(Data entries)
⟨
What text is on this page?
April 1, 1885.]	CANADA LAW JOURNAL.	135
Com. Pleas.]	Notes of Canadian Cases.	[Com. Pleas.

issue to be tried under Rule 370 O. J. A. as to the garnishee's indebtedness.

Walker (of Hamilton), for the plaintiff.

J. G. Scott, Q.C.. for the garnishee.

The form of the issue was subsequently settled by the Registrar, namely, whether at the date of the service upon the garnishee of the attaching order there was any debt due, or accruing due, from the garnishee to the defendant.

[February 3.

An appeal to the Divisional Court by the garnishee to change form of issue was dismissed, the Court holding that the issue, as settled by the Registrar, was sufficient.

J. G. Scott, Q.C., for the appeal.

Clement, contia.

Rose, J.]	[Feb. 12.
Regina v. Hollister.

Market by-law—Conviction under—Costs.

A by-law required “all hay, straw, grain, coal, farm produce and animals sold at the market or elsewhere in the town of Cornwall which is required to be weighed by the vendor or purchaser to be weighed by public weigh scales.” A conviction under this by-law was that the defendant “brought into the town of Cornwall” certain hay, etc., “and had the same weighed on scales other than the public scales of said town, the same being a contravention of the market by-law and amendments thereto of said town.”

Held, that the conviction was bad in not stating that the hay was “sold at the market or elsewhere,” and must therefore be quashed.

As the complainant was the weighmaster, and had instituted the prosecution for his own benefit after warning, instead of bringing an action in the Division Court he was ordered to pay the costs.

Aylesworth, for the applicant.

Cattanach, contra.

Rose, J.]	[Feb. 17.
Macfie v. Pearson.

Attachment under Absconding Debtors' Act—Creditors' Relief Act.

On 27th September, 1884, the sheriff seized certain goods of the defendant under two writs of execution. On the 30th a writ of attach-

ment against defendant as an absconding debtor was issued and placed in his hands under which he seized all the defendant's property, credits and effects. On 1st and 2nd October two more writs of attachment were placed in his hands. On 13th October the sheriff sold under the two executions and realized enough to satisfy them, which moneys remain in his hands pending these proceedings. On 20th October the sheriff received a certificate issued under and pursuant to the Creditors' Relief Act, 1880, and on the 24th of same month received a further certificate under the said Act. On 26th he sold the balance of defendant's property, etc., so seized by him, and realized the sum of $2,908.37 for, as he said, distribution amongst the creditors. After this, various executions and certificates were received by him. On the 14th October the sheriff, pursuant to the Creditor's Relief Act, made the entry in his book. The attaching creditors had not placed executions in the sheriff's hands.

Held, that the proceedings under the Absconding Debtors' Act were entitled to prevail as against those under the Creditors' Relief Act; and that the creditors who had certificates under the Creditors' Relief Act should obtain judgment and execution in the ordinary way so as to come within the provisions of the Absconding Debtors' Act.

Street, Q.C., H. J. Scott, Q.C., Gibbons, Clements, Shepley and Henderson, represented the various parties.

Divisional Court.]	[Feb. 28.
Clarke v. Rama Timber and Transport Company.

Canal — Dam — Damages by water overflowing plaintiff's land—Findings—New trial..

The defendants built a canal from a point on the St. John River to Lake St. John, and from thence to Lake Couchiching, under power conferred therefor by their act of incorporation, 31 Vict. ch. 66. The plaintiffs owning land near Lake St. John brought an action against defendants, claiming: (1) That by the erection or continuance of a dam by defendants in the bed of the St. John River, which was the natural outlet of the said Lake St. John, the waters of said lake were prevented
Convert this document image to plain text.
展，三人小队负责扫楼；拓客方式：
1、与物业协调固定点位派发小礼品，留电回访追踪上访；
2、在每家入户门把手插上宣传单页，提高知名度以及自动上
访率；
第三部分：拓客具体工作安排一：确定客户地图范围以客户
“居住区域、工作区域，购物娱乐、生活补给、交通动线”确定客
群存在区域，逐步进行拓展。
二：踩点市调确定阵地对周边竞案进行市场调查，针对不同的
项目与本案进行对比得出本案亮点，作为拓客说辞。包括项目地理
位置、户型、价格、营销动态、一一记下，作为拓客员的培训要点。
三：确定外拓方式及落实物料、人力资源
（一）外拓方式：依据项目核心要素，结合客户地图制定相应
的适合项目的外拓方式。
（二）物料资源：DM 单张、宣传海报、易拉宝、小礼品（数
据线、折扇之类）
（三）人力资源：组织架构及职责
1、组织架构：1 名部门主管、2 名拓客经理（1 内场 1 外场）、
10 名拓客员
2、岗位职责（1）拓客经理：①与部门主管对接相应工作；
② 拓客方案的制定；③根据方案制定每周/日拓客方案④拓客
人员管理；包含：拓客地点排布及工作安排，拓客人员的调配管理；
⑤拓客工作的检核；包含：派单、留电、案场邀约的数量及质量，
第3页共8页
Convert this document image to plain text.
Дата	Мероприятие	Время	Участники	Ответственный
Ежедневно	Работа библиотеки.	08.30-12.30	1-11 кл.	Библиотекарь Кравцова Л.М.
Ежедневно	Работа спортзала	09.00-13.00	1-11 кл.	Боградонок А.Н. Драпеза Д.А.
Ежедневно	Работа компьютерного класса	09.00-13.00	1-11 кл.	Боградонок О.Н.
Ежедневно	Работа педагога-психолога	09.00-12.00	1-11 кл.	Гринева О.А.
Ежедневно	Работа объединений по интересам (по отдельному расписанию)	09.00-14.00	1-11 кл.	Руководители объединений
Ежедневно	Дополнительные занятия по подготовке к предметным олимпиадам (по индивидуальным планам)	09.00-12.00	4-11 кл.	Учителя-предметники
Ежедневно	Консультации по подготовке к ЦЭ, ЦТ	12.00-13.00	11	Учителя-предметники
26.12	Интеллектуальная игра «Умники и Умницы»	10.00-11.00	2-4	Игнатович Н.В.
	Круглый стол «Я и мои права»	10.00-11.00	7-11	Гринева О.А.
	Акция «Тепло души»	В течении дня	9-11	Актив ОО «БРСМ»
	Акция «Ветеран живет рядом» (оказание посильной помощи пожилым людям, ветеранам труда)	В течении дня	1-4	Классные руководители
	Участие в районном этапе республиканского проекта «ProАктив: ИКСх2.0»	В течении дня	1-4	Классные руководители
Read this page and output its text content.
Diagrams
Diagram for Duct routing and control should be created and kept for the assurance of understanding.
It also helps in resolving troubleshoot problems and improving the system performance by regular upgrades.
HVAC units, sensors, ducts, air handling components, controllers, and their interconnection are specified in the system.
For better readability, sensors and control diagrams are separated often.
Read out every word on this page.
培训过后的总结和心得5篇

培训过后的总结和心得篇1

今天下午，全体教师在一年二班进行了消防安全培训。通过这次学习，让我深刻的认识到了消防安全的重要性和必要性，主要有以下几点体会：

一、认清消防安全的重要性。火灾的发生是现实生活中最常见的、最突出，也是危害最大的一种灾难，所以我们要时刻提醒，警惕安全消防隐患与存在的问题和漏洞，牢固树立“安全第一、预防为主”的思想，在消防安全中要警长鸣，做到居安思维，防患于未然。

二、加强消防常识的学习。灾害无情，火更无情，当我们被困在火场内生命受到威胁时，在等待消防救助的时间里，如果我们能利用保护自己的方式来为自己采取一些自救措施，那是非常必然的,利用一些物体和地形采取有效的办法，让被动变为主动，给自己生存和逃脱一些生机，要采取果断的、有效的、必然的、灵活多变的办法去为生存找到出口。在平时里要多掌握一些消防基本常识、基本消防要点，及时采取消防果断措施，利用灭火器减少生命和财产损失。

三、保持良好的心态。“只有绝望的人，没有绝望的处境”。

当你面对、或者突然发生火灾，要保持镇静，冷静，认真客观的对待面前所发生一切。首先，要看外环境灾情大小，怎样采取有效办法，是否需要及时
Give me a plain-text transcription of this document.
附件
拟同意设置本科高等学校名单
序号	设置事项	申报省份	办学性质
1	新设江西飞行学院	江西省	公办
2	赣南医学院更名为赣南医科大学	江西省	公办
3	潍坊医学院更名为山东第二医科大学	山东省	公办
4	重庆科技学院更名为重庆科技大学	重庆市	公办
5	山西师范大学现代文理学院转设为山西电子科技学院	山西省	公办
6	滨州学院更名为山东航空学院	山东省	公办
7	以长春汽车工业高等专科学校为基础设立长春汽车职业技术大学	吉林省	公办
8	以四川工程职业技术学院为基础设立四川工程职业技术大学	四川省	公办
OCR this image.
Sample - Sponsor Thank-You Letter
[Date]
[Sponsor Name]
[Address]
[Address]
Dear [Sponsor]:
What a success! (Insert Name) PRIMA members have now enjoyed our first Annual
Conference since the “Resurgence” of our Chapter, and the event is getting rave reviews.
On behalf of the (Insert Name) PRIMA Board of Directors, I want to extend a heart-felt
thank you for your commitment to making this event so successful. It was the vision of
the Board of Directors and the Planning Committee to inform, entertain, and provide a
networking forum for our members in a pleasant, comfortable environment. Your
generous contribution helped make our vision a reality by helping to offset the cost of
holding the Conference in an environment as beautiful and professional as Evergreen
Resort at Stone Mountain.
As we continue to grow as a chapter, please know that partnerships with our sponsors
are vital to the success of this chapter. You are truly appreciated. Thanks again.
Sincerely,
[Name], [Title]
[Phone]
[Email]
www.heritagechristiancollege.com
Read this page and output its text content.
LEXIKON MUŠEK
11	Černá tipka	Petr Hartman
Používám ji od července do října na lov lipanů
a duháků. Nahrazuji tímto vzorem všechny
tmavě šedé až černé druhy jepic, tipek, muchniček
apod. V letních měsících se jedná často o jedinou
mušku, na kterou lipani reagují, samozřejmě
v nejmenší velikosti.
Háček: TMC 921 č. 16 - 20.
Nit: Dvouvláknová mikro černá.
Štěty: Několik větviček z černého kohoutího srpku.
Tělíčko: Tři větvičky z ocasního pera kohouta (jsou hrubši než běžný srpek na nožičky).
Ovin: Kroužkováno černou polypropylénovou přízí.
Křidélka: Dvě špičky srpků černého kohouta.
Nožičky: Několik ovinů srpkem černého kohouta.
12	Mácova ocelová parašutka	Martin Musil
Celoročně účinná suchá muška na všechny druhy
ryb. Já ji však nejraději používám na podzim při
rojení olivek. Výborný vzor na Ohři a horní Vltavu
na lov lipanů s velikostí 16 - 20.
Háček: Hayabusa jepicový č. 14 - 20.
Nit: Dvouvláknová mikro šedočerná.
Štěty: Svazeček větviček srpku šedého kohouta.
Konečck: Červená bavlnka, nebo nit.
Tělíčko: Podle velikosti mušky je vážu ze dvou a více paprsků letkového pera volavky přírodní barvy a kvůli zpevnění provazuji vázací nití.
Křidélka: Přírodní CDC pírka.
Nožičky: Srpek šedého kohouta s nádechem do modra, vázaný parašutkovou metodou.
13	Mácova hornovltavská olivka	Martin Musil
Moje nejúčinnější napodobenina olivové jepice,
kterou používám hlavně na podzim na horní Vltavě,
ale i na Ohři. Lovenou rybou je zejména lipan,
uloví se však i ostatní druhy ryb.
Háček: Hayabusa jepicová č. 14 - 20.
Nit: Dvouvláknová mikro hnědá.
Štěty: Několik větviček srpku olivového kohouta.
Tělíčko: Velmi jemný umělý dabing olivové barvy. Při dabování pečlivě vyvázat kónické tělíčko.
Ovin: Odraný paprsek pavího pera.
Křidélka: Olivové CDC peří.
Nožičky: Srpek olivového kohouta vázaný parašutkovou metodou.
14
⟩
Every line that holds the string "Board" should be returned.

REPLY
On behalf of the (Insert Name) PRIMA Board of Directors, I want to extend a heart-felt
the Board of Directors and the Planning Committee to inform, entertain, and provide a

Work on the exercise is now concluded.